Layout coordinate data
start
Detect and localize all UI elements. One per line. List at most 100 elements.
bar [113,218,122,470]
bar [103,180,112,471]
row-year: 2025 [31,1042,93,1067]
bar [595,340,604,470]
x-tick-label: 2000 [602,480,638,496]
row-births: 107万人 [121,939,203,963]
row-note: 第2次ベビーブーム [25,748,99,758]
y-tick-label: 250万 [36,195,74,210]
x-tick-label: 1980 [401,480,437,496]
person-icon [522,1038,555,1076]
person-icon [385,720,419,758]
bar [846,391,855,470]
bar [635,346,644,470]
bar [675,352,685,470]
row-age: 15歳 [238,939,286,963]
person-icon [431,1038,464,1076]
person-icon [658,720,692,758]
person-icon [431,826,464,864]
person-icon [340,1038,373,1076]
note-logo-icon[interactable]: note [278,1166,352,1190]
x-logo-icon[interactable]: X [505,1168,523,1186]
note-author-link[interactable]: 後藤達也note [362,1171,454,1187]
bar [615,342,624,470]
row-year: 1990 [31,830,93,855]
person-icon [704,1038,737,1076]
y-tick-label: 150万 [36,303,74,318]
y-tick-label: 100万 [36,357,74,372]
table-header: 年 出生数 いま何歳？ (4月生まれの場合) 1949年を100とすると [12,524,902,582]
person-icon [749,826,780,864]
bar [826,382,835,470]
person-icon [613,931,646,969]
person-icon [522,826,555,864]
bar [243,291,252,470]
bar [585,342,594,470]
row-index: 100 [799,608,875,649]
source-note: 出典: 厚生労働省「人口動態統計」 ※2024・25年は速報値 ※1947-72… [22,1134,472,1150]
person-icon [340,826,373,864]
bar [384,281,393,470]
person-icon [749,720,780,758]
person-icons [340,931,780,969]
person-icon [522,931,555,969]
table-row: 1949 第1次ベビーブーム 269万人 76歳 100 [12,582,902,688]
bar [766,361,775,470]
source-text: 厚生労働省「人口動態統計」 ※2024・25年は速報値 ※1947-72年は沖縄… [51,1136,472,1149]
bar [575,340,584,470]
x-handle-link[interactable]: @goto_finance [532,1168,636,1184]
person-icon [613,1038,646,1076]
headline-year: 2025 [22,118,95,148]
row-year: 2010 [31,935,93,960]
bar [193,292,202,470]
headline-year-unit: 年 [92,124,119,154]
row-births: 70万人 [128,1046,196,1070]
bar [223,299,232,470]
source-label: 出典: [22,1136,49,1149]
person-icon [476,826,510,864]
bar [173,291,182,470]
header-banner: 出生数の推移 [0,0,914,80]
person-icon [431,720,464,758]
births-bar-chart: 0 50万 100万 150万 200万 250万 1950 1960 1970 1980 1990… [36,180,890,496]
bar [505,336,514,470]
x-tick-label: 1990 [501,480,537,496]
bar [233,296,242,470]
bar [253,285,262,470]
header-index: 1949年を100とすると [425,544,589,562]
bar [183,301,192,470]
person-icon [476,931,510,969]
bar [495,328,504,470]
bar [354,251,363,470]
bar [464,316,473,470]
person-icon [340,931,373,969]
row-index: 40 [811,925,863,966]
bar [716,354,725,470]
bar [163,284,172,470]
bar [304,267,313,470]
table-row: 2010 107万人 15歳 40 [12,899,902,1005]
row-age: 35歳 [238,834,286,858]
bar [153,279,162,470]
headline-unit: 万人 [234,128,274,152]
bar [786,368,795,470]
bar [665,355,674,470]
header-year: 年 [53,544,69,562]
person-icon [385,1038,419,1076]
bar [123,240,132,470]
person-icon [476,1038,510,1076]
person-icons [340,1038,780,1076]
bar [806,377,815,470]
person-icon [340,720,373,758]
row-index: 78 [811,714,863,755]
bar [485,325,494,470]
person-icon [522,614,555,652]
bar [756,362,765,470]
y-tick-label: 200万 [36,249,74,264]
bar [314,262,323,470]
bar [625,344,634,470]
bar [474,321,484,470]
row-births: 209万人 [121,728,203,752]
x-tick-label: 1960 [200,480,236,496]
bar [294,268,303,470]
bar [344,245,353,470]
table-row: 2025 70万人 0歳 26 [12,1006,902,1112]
end
* _WHAT THE TASK ASKS_:
Rewrite all of the material above, changing every "x-tick-label" to "x-axis-label" and leaving everything else the same.

* _WORKED ANSWER_:
Detect and localize all UI elements. One per line. List at most 100 elements.
bar [113,218,122,470]
bar [103,180,112,471]
row-year: 2025 [31,1042,93,1067]
bar [595,340,604,470]
x-axis-label: 2000 [602,480,638,496]
row-births: 107万人 [121,939,203,963]
row-note: 第2次ベビーブーム [25,748,99,758]
y-tick-label: 250万 [36,195,74,210]
x-axis-label: 1980 [401,480,437,496]
person-icon [522,1038,555,1076]
person-icon [385,720,419,758]
bar [846,391,855,470]
bar [635,346,644,470]
bar [675,352,685,470]
row-age: 15歳 [238,939,286,963]
person-icon [431,1038,464,1076]
person-icon [658,720,692,758]
person-icon [431,826,464,864]
person-icon [340,1038,373,1076]
note-logo-icon[interactable]: note [278,1166,352,1190]
x-logo-icon[interactable]: X [505,1168,523,1186]
note-author-link[interactable]: 後藤達也note [362,1171,454,1187]
bar [615,342,624,470]
row-year: 1990 [31,830,93,855]
person-icon [704,1038,737,1076]
y-tick-label: 150万 [36,303,74,318]
y-tick-label: 100万 [36,357,74,372]
table-header: 年 出生数 いま何歳？ (4月生まれの場合) 1949年を100とすると [12,524,902,582]
person-icon [749,826,780,864]
bar [826,382,835,470]
person-icon [613,931,646,969]
person-icon [522,826,555,864]
bar [243,291,252,470]
bar [585,342,594,470]
row-index: 100 [799,608,875,649]
source-note: 出典: 厚生労働省「人口動態統計」 ※2024・25年は速報値 ※1947-72… [22,1134,472,1150]
person-icon [340,826,373,864]
bar [384,281,393,470]
person-icon [749,720,780,758]
person-icons [340,931,780,969]
person-icon [522,931,555,969]
table-row: 1949 第1次ベビーブーム 269万人 76歳 100 [12,582,902,688]
bar [766,361,775,470]
source-text: 厚生労働省「人口動態統計」 ※2024・25年は速報値 ※1947-72年は沖縄… [51,1136,472,1149]
bar [575,340,584,470]
x-handle-link[interactable]: @goto_finance [532,1168,636,1184]
person-icon [613,1038,646,1076]
headline-year: 2025 [22,118,95,148]
row-year: 2010 [31,935,93,960]
bar [193,292,202,470]
headline-year-unit: 年 [92,124,119,154]
row-births: 70万人 [128,1046,196,1070]
bar [223,299,232,470]
source-label: 出典: [22,1136,49,1149]
person-icon [476,826,510,864]
bar [173,291,182,470]
header-banner: 出生数の推移 [0,0,914,80]
person-icon [431,720,464,758]
births-bar-chart: 0 50万 100万 150万 200万 250万 1950 1960 1970 1980 1990… [36,180,890,496]
bar [505,336,514,470]
x-axis-label: 1990 [501,480,537,496]
bar [233,296,242,470]
bar [253,285,262,470]
header-index: 1949年を100とすると [425,544,589,562]
bar [183,301,192,470]
person-icon [476,931,510,969]
bar [495,328,504,470]
bar [354,251,363,470]
bar [464,316,473,470]
person-icon [340,931,373,969]
row-index: 40 [811,925,863,966]
bar [716,354,725,470]
bar [163,284,172,470]
bar [304,267,313,470]
table-row: 2010 107万人 15歳 40 [12,899,902,1005]
row-age: 35歳 [238,834,286,858]
bar [153,279,162,470]
headline-unit: 万人 [234,128,274,152]
bar [786,368,795,470]
bar [665,355,674,470]
header-year: 年 [53,544,69,562]
person-icon [385,1038,419,1076]
bar [123,240,132,470]
person-icon [476,1038,510,1076]
person-icons [340,1038,780,1076]
bar [806,377,815,470]
person-icon [340,720,373,758]
row-index: 78 [811,714,863,755]
bar [485,325,494,470]
person-icon [522,614,555,652]
bar [756,362,765,470]
y-tick-label: 200万 [36,249,74,264]
bar [314,262,323,470]
bar [625,344,634,470]
bar [474,321,484,470]
row-births: 209万人 [121,728,203,752]
x-axis-label: 1960 [200,480,236,496]
bar [294,268,303,470]
bar [344,245,353,470]
table-row: 2025 70万人 0歳 26 [12,1006,902,1112]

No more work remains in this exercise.